(Extracted data entries)
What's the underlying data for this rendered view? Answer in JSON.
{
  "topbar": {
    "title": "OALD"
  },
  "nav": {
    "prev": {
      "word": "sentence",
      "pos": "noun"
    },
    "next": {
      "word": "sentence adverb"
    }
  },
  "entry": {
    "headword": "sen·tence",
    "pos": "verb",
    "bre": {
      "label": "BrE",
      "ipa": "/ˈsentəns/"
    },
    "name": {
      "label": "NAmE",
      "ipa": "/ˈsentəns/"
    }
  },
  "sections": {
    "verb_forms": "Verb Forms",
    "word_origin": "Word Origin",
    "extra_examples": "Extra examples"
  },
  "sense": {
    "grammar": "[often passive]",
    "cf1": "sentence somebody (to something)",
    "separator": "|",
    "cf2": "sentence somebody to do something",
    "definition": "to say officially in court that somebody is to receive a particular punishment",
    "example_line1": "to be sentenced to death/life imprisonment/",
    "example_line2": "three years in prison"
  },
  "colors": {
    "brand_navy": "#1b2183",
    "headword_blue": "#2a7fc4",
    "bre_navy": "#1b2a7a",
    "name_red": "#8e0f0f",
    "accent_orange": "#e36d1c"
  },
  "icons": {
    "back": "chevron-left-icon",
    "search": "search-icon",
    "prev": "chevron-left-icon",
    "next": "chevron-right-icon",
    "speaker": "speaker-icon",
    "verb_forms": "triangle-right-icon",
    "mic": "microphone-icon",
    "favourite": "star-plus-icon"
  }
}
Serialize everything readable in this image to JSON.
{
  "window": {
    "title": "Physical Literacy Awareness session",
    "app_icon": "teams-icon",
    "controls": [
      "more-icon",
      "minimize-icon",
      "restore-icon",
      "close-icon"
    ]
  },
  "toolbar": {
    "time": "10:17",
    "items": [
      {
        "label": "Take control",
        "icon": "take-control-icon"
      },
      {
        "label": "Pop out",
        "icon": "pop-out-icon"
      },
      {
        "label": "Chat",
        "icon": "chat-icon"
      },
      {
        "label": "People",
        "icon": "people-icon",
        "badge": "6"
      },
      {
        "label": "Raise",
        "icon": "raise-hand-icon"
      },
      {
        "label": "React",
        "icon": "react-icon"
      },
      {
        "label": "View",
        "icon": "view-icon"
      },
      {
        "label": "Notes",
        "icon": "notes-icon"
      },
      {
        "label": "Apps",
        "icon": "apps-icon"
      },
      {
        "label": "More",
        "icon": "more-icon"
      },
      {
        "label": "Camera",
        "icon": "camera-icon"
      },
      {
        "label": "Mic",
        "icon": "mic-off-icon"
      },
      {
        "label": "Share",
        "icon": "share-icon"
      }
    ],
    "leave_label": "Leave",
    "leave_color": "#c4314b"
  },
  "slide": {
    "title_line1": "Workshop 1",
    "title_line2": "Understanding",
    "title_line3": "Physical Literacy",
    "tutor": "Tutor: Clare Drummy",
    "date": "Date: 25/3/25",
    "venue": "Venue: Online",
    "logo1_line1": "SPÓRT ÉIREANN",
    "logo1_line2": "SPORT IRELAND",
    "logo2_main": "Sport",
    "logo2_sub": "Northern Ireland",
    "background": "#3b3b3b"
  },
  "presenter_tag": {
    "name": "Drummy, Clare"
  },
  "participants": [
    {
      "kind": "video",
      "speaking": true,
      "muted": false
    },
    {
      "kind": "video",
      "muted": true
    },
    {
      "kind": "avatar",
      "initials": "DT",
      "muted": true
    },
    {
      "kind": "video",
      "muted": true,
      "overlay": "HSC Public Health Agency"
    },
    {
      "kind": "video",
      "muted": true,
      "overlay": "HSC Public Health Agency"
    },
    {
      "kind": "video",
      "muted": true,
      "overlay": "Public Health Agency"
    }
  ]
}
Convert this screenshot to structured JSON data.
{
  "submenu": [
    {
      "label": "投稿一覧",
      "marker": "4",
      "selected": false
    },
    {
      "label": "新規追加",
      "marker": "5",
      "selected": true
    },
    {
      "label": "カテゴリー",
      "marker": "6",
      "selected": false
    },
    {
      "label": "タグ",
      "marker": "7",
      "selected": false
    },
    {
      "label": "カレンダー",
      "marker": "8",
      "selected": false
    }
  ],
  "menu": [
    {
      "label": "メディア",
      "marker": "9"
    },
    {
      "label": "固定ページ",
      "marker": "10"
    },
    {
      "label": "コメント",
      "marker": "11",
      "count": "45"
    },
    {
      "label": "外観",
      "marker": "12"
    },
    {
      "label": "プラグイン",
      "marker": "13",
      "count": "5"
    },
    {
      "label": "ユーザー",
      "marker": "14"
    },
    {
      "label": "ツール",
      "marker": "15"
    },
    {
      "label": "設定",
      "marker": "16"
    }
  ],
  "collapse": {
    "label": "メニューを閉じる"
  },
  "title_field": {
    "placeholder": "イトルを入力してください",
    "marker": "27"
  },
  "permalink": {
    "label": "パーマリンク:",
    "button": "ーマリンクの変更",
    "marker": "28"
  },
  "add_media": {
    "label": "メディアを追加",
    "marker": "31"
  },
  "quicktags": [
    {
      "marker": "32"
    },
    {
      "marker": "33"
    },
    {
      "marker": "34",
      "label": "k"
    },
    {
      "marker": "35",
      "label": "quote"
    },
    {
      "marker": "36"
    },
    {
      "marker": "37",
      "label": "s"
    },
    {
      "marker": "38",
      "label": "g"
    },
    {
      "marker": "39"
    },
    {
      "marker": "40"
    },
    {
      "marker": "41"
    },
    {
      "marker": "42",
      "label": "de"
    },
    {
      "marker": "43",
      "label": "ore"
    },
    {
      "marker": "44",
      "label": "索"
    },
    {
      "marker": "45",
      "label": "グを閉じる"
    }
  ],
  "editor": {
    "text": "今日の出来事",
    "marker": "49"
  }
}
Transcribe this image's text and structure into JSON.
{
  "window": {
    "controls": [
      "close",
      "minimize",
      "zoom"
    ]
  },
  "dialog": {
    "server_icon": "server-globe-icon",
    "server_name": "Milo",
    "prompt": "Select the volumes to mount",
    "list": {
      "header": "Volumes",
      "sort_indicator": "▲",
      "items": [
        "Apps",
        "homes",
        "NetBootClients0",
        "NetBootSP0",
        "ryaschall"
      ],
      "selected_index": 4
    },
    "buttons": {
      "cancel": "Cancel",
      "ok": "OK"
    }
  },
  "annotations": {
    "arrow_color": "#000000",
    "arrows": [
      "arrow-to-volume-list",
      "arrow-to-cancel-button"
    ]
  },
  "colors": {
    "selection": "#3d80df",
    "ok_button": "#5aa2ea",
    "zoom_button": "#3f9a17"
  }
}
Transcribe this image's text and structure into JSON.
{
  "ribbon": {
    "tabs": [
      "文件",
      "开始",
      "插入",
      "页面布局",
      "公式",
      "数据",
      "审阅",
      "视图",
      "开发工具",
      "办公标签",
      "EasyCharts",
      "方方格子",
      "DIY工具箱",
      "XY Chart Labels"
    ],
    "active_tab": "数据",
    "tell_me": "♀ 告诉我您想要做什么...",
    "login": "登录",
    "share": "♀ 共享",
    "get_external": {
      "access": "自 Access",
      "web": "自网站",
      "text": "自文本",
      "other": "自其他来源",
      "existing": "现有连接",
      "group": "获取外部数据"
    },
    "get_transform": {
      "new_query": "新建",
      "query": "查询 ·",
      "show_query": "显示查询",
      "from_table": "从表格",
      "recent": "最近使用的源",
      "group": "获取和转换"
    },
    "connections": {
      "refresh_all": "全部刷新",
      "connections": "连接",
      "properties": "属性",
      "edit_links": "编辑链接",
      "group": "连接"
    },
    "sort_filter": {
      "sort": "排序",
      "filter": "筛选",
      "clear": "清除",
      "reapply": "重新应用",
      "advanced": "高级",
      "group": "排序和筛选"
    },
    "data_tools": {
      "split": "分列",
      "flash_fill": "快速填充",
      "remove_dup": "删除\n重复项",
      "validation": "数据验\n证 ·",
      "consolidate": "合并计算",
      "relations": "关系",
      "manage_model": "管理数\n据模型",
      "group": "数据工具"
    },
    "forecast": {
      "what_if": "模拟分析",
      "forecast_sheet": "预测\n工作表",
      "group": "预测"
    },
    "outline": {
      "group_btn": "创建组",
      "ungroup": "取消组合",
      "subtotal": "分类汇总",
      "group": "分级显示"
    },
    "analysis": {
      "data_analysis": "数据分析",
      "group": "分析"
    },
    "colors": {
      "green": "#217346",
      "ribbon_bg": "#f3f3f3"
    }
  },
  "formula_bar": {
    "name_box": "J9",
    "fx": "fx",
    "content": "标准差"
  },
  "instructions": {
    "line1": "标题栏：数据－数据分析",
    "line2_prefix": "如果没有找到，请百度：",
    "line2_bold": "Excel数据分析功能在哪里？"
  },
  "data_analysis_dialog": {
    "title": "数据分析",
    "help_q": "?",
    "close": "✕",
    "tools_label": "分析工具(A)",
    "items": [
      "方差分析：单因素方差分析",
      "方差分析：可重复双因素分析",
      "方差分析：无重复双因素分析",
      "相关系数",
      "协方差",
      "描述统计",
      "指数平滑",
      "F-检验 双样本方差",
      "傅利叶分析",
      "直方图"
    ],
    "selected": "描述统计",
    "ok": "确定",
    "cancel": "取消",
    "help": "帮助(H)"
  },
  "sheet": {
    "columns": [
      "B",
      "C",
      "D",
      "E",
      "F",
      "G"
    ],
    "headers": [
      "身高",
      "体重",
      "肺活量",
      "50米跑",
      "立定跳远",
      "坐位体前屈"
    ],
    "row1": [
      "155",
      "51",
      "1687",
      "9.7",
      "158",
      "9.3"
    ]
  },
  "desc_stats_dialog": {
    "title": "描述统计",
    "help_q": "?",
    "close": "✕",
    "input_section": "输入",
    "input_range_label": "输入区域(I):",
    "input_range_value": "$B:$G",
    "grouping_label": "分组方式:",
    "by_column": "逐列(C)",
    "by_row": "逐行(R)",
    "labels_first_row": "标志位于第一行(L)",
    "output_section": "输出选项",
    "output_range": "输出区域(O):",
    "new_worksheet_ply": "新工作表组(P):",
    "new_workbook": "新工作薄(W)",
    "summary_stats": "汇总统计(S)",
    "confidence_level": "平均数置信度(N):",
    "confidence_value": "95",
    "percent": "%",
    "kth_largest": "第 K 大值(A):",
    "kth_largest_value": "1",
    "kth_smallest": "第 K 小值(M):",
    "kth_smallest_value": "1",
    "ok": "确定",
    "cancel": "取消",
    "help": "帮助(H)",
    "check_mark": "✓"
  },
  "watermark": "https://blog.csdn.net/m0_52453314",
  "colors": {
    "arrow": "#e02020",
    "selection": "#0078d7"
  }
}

OBJECTIVE
Return each line of the data that contains the string "方差分析".

SOLUTION TO THE PROBLEM
      "方差分析：单因素方差分析",
      "方差分析：可重复双因素分析",
      "方差分析：无重复双因素分析",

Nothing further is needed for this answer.